### [SOURCE RECORDS]

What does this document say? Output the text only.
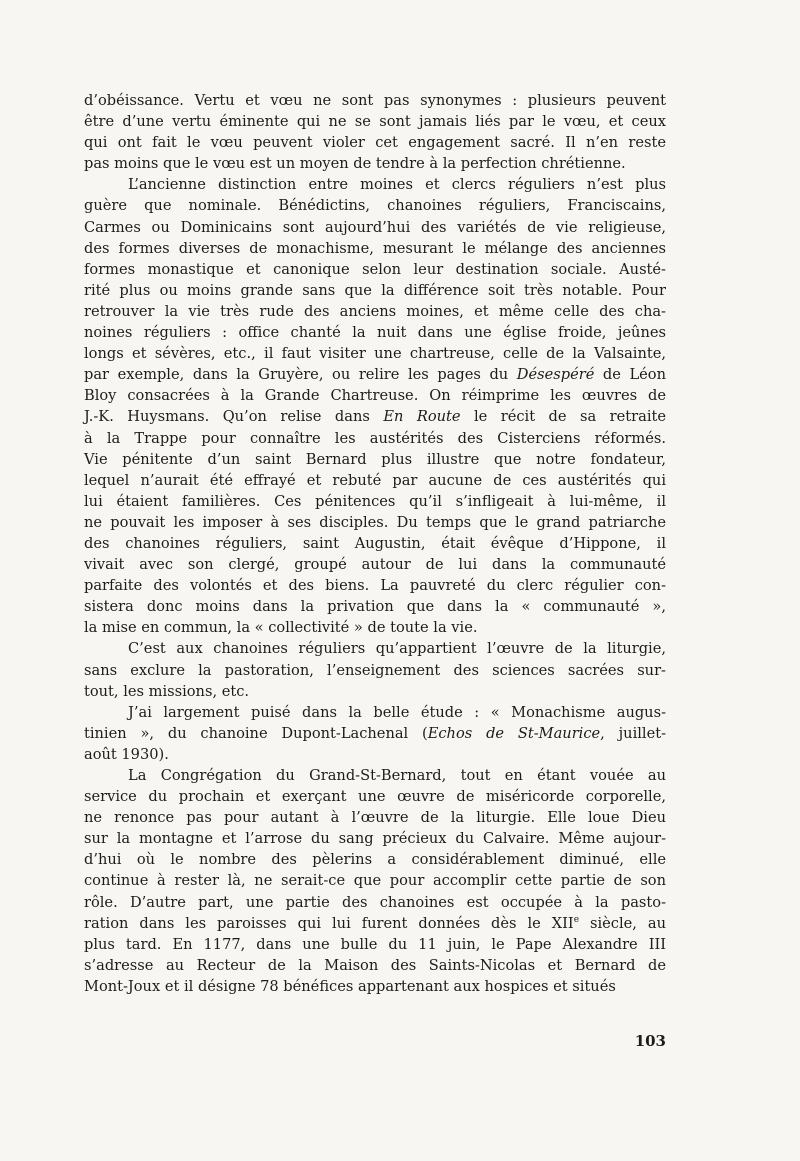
d’obéissance. Vertu et vœu ne sont pas synonymes : plusieurs peuvent
être d’une vertu éminente qui ne se sont jamais liés par le vœu, et ceux
qui ont fait le vœu peuvent violer cet engagement sacré. Il n’en reste
pas moins que le vœu est un moyen de tendre à la perfection chrétienne.
L’ancienne distinction entre moines et clercs réguliers n’est plus
guère que nominale. Bénédictins, chanoines réguliers, Franciscains,
Carmes ou Dominicains sont aujourd’hui des variétés de vie religieuse,
des formes diverses de monachisme, mesurant le mélange des anciennes
formes monastique et canonique selon leur destination sociale. Austé-
rité plus ou moins grande sans que la différence soit très notable. Pour
retrouver la vie très rude des anciens moines, et même celle des cha-
noines réguliers : office chanté la nuit dans une église froide, jeûnes
longs et sévères, etc., il faut visiter une chartreuse, celle de la Valsainte,
par exemple, dans la Gruyère, ou relire les pages du Désespéré de Léon
Bloy consacrées à la Grande Chartreuse. On réimprime les œuvres de
J.-K. Huysmans. Qu’on relise dans En Route le récit de sa retraite
à la Trappe pour connaître les austérités des Cisterciens réformés.
Vie pénitente d’un saint Bernard plus illustre que notre fondateur,
lequel n’aurait été effrayé et rebuté par aucune de ces austérités qui
lui étaient familières. Ces pénitences qu’il s’infligeait à lui-même, il
ne pouvait les imposer à ses disciples. Du temps que le grand patriarche
des chanoines réguliers, saint Augustin, était évêque d’Hippone, il
vivait avec son clergé, groupé autour de lui dans la communauté
parfaite des volontés et des biens. La pauvreté du clerc régulier con-
sistera donc moins dans la privation que dans la « communauté »,
la mise en commun, la « collectivité » de toute la vie.
C’est aux chanoines réguliers qu’appartient l’œuvre de la liturgie,
sans exclure la pastoration, l’enseignement des sciences sacrées sur-
tout, les missions, etc.
J’ai largement puisé dans la belle étude : « Monachisme augus-
tinien », du chanoine Dupont-Lachenal (Echos de St-Maurice, juillet-
août 1930).
La Congrégation du Grand-St-Bernard, tout en étant vouée au
service du prochain et exerçant une œuvre de miséricorde corporelle,
ne renonce pas pour autant à l’œuvre de la liturgie. Elle loue Dieu
sur la montagne et l’arrose du sang précieux du Calvaire. Même aujour-
d’hui où le nombre des pèlerins a considérablement diminué, elle
continue à rester là, ne serait-ce que pour accomplir cette partie de son
rôle. D’autre part, une partie des chanoines est occupée à la pasto-
ration dans les paroisses qui lui furent données dès le XIIe siècle, au
plus tard. En 1177, dans une bulle du 11 juin, le Pape Alexandre III
s’adresse au Recteur de la Maison des Saints-Nicolas et Bernard de
Mont-Joux et il désigne 78 bénéfices appartenant aux hospices et situés
103
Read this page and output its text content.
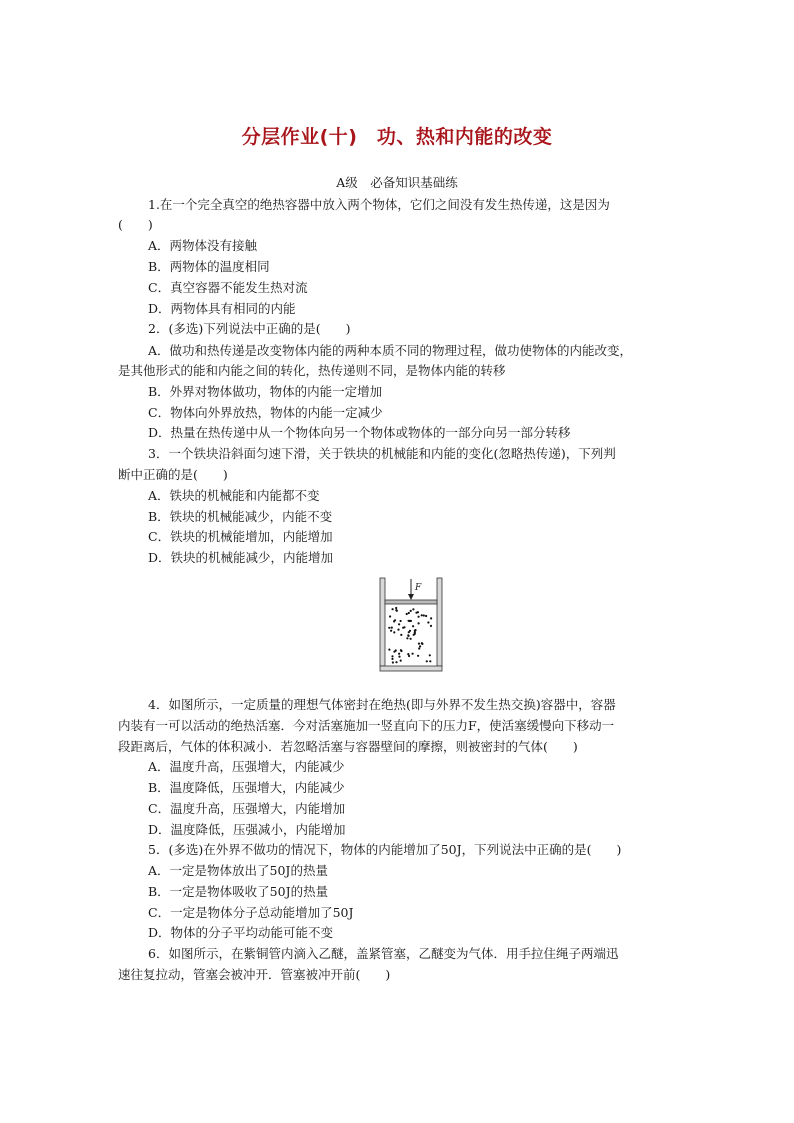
分层作业(十)　功、热和内能的改变
A级　必备知识基础练
1.在一个完全真空的绝热容器中放入两个物体，它们之间没有发生热传递，这是因为
(　　)
A．两物体没有接触
B．两物体的温度相同
C．真空容器不能发生热对流
D．两物体具有相同的内能
2．(多选)下列说法中正确的是(　　)
A．做功和热传递是改变物体内能的两种本质不同的物理过程，做功使物体的内能改变，
是其他形式的能和内能之间的转化，热传递则不同，是物体内能的转移
B．外界对物体做功，物体的内能一定增加
C．物体向外界放热，物体的内能一定减少
D．热量在热传递中从一个物体向另一个物体或物体的一部分向另一部分转移
3．一个铁块沿斜面匀速下滑，关于铁块的机械能和内能的变化(忽略热传递)，下列判
断中正确的是(　　)
A．铁块的机械能和内能都不变
B．铁块的机械能减少，内能不变
C．铁块的机械能增加，内能增加
D．铁块的机械能减少，内能增加
4．如图所示，一定质量的理想气体密封在绝热(即与外界不发生热交换)容器中，容器
内装有一可以活动的绝热活塞．今对活塞施加一竖直向下的压力F，使活塞缓慢向下移动一
段距离后，气体的体积减小．若忽略活塞与容器壁间的摩擦，则被密封的气体(　　)
A．温度升高，压强增大，内能减少
B．温度降低，压强增大，内能减少
C．温度升高，压强增大，内能增加
D．温度降低，压强减小，内能增加
5．(多选)在外界不做功的情况下，物体的内能增加了50J，下列说法中正确的是(　　)
A．一定是物体放出了50J的热量
B．一定是物体吸收了50J的热量
C．一定是物体分子总动能增加了50J
D．物体的分子平均动能可能不变
6．如图所示，在紫铜管内滴入乙醚，盖紧管塞，乙醚变为气体．用手拉住绳子两端迅
速往复拉动，管塞会被冲开．管塞被冲开前(　　)
F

### [REQUIREMENT]
In the entries above, find every line holding the word "chanoines" and copy it out.

### [RESPONSE TO THIS EXERCISE]
guère que nominale. Bénédictins, chanoines réguliers, Franciscains,
des chanoines réguliers, saint Augustin, était évêque d’Hippone, il
C’est aux chanoines réguliers qu’appartient l’œuvre de la liturgie,
rôle. D’autre part, une partie des chanoines est occupée à la pasto-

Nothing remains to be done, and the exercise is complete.